§ EXERCISE
Copy out all of the material, matching it word for word.

§ INFORMATION GIVEN

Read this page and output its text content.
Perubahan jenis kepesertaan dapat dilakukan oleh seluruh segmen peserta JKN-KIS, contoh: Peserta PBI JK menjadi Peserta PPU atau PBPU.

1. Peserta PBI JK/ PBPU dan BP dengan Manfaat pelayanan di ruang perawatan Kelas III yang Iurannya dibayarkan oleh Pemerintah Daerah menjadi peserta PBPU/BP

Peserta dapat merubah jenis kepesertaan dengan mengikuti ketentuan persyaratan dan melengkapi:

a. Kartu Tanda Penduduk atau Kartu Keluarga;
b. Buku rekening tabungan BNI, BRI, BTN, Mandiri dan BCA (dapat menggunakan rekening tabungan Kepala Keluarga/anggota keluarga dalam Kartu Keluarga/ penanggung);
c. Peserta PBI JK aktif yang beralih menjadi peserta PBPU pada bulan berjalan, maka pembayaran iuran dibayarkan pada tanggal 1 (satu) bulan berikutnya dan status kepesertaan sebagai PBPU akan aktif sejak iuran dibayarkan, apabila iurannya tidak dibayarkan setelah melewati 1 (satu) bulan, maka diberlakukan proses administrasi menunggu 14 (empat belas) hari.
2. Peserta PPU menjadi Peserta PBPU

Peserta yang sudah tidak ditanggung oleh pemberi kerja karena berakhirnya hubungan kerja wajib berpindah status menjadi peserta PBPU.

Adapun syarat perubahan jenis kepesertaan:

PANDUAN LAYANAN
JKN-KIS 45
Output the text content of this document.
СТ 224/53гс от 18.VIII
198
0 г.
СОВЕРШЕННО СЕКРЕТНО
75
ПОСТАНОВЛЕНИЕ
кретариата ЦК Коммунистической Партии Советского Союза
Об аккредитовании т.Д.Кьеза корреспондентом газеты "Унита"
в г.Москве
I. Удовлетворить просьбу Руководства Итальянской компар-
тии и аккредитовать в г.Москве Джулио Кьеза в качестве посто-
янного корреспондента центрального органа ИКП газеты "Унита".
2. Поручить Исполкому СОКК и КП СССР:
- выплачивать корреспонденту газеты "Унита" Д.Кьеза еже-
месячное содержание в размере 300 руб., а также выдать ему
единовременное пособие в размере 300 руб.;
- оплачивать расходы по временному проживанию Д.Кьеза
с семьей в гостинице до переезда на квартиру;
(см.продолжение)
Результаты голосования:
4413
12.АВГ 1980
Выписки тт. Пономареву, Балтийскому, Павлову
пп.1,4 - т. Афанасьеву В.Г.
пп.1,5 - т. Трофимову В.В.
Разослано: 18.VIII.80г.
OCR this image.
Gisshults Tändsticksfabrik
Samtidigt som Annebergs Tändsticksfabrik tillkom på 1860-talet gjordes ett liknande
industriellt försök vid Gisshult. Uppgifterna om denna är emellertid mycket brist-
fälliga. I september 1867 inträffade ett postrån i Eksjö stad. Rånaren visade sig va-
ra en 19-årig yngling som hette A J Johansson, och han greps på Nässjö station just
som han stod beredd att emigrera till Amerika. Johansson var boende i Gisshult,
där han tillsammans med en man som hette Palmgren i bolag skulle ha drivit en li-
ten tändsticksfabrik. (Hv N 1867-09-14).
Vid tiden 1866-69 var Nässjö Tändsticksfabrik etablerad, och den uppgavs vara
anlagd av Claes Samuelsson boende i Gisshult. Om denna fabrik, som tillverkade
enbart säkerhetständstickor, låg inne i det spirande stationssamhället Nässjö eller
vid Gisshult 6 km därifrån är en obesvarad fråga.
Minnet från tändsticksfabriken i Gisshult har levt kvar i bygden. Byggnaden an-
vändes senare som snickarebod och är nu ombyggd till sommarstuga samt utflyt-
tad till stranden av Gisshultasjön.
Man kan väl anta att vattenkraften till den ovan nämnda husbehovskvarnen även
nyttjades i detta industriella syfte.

§ CORRECT ANSWER
Read this page and output its text content.
Perubahan jenis kepesertaan dapat dilakukan oleh seluruh segmen peserta JKN-KIS, contoh: Peserta PBI JK menjadi Peserta PPU atau PBPU.

1. Peserta PBI JK/ PBPU dan BP dengan Manfaat pelayanan di ruang perawatan Kelas III yang Iurannya dibayarkan oleh Pemerintah Daerah menjadi peserta PBPU/BP

Peserta dapat merubah jenis kepesertaan dengan mengikuti ketentuan persyaratan dan melengkapi:

a. Kartu Tanda Penduduk atau Kartu Keluarga;
b. Buku rekening tabungan BNI, BRI, BTN, Mandiri dan BCA (dapat menggunakan rekening tabungan Kepala Keluarga/anggota keluarga dalam Kartu Keluarga/ penanggung);
c. Peserta PBI JK aktif yang beralih menjadi peserta PBPU pada bulan berjalan, maka pembayaran iuran dibayarkan pada tanggal 1 (satu) bulan berikutnya dan status kepesertaan sebagai PBPU akan aktif sejak iuran dibayarkan, apabila iurannya tidak dibayarkan setelah melewati 1 (satu) bulan, maka diberlakukan proses administrasi menunggu 14 (empat belas) hari.
2. Peserta PPU menjadi Peserta PBPU

Peserta yang sudah tidak ditanggung oleh pemberi kerja karena berakhirnya hubungan kerja wajib berpindah status menjadi peserta PBPU.

Adapun syarat perubahan jenis kepesertaan:

PANDUAN LAYANAN
JKN-KIS 45
Output the text content of this document.
СТ 224/53гс от 18.VIII
198
0 г.
СОВЕРШЕННО СЕКРЕТНО
75
ПОСТАНОВЛЕНИЕ
кретариата ЦК Коммунистической Партии Советского Союза
Об аккредитовании т.Д.Кьеза корреспондентом газеты "Унита"
в г.Москве
I. Удовлетворить просьбу Руководства Итальянской компар-
тии и аккредитовать в г.Москве Джулио Кьеза в качестве посто-
янного корреспондента центрального органа ИКП газеты "Унита".
2. Поручить Исполкому СОКК и КП СССР:
- выплачивать корреспонденту газеты "Унита" Д.Кьеза еже-
месячное содержание в размере 300 руб., а также выдать ему
единовременное пособие в размере 300 руб.;
- оплачивать расходы по временному проживанию Д.Кьеза
с семьей в гостинице до переезда на квартиру;
(см.продолжение)
Результаты голосования:
4413
12.АВГ 1980
Выписки тт. Пономареву, Балтийскому, Павлову
пп.1,4 - т. Афанасьеву В.Г.
пп.1,5 - т. Трофимову В.В.
Разослано: 18.VIII.80г.
OCR this image.
Gisshults Tändsticksfabrik
Samtidigt som Annebergs Tändsticksfabrik tillkom på 1860-talet gjordes ett liknande
industriellt försök vid Gisshult. Uppgifterna om denna är emellertid mycket brist-
fälliga. I september 1867 inträffade ett postrån i Eksjö stad. Rånaren visade sig va-
ra en 19-årig yngling som hette A J Johansson, och han greps på Nässjö station just
som han stod beredd att emigrera till Amerika. Johansson var boende i Gisshult,
där han tillsammans med en man som hette Palmgren i bolag skulle ha drivit en li-
ten tändsticksfabrik. (Hv N 1867-09-14).
Vid tiden 1866-69 var Nässjö Tändsticksfabrik etablerad, och den uppgavs vara
anlagd av Claes Samuelsson boende i Gisshult. Om denna fabrik, som tillverkade
enbart säkerhetständstickor, låg inne i det spirande stationssamhället Nässjö eller
vid Gisshult 6 km därifrån är en obesvarad fråga.
Minnet från tändsticksfabriken i Gisshult har levt kvar i bygden. Byggnaden an-
vändes senare som snickarebod och är nu ombyggd till sommarstuga samt utflyt-
tad till stranden av Gisshultasjön.
Man kan väl anta att vattenkraften till den ovan nämnda husbehovskvarnen även
nyttjades i detta industriella syfte.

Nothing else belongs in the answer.